### TASKS AND EXERCISES
[1] In the commentary on hate crimes and the California gang rape, which academic does the author say reporters turned to?
[2] List every reason the commentary on hate crimes and the California gang rape gives for calling that attack clearly a "hate crime."
[3] Extend the commentary on hate crimes and the California gang rape, picking up right after its final sentence.

### SOURCE DOCUMENT
------------------------------
A few weeks ago, the movement had a different problem on their hands: they needed the media to deflect attention from the fact that the gang who raped a young women to the cheers of photo-snapping, cheering onlookers actually looked one heck of a lot like . . . a lynch mob. Journalists did this the usual way: by chattering about other things that became the “meme” of the story. Avoiding the subject of hate crimes was particularly important in that case because the crime was a rare instance of the type of mass, bystander-witnessed violence activists talked about when they passed hate crimes laws a decade ago — far more so than Matthew Shepard’s killing.
Tragic as it was, Shepard’s murder involved partying and a bar pick-up, exactly like many crimes committed against women that nobody calls hate, just something done to a woman.
If not for the media’s obedience, it also might have been a bit discomfiting for President Obama to sign the Matthew Shepard/James Byrd Hate Crimes Act right on the heels of this victim throwing a giant wrench in the works by getting attacked by a hate mob while just being a female and not one of the groups the President and Attorney General Eric Holder want to highlight.
Obama couldn’t acknowledge out loud that the law he just signed is not really intended to apply to hatred directed at certain types of people (such as women) who get targeted every day because of “what” they are. To admit the truth would look bad and raise uncomfortable questions. But he also couldn’t call the gang-rape-with-onlookers a hate crime because the activists who dictate which crimes will count as hate did not want this type of crime against women counted. Silence was Obama’s only cover. And so, silence is what he chose. Luckily, no one questioned him.
For, imagine what Obama would have said as he signed the Shepard/Byrd Hate Crimes Act, had a white mob attacked a black man five days earlier, instead of just attacking a female. Imagine if a white gang had just raped a black girl, or if a gang of straight men (preferably white) had sexually abused a transvestite.
Then Obama and Holder would have stood side by side in the East Room and denounced the crime as a blight on America’s soul. But this victim wasn’t the right type of victim, and the offenders weren’t the right type of offenders, even though crime itself was a textbook “hate crime” according to the textbook Eric Holder wrote back in the Clinton years.
Let us be very clear about what Obama did: he denied the actions of a hate-filled mob as he signed a law that purportedly opposes the actions of hate-filled mobs.
Nobody should ever forget that.
Consider all the ways the California gang rape was clearly a “hate crime”: a crowd gathered to cheer on the girl’s attack; the victim’s genitals were targeted; hate speech was used; photographs were taken (a classic sign of mob violence is taking souvenir pictures), and fear spread among other females in the vicinity (one told the media she was transferring schools immediately).
It takes a real expert to deny that this attack was, in fact, hate.
Luckily, reporters had experts handy, particularly Jack Levin. Levin is the academic who recently walked the quivering press through the “hey, isn’t blogging about hating women and then going to a health club and shooting a bunch of women a hate crime?” danger zone. He’s the go-to guy for tamping down such inconvenient questions, the academic reporters turn to when they get that phone call reminding them “not to call this one a hate crime on the news, because, you know, it was just a woman. Talk a bunch of nonsense about something else, would you?”
------------------------------
### INFORMATION PROVIDED
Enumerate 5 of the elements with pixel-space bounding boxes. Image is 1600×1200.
------------------------------
### OUTPUTS IN ORDER
[1] Jack Levin.

[2]
- A crowd gathered to cheer on the girl's attack.
- The victim's genitals were targeted.
- Hate speech was used.
- Photographs were taken.
- Fear spread among other females in the vicinity.

[3]
Levin and the others swung into action, talked about “snitching” and “group dynamics” and Kitty Genovese; they carefully talked about anything except whether the crime should be prosecuted as a hate crime, though others were certainly asking that question.
Levin discussed “snitching culture” but not hate. Drew Carberry took an empathetic little stroll in the mob’s shoes:
“If you are in a crowd and you look and see that everyone is doing nothing, then doing nothing becomes the norm.” explains Drew Carberry, a director at the National Council on Crime Prevention.
To say the least, this is not the way spokespeople from the National Council on Crime Prevention talk when they’re talking about hate crimes. Here is how they talk about crimes that are deemed to be hate:
[H]ate crimes are acts of terrorism. So let’s think about what we need to do in order to drive these latest statistics back down. After all, we are at war with terror abroad. Let’s not forget the war at home.
See, the behavior of the men in the gang-rape was a “cultural norm.” Hate crimes, on the other hand, are acts of “war” that must be fought with weapons, not “understanding.”
Does anybody actually believe that CNN would be consulting psychologists to talk about the mob’s feelings if the perpetrators were white males and the victim was a minority or a homosexual? Of course not. The mere thought is laughable.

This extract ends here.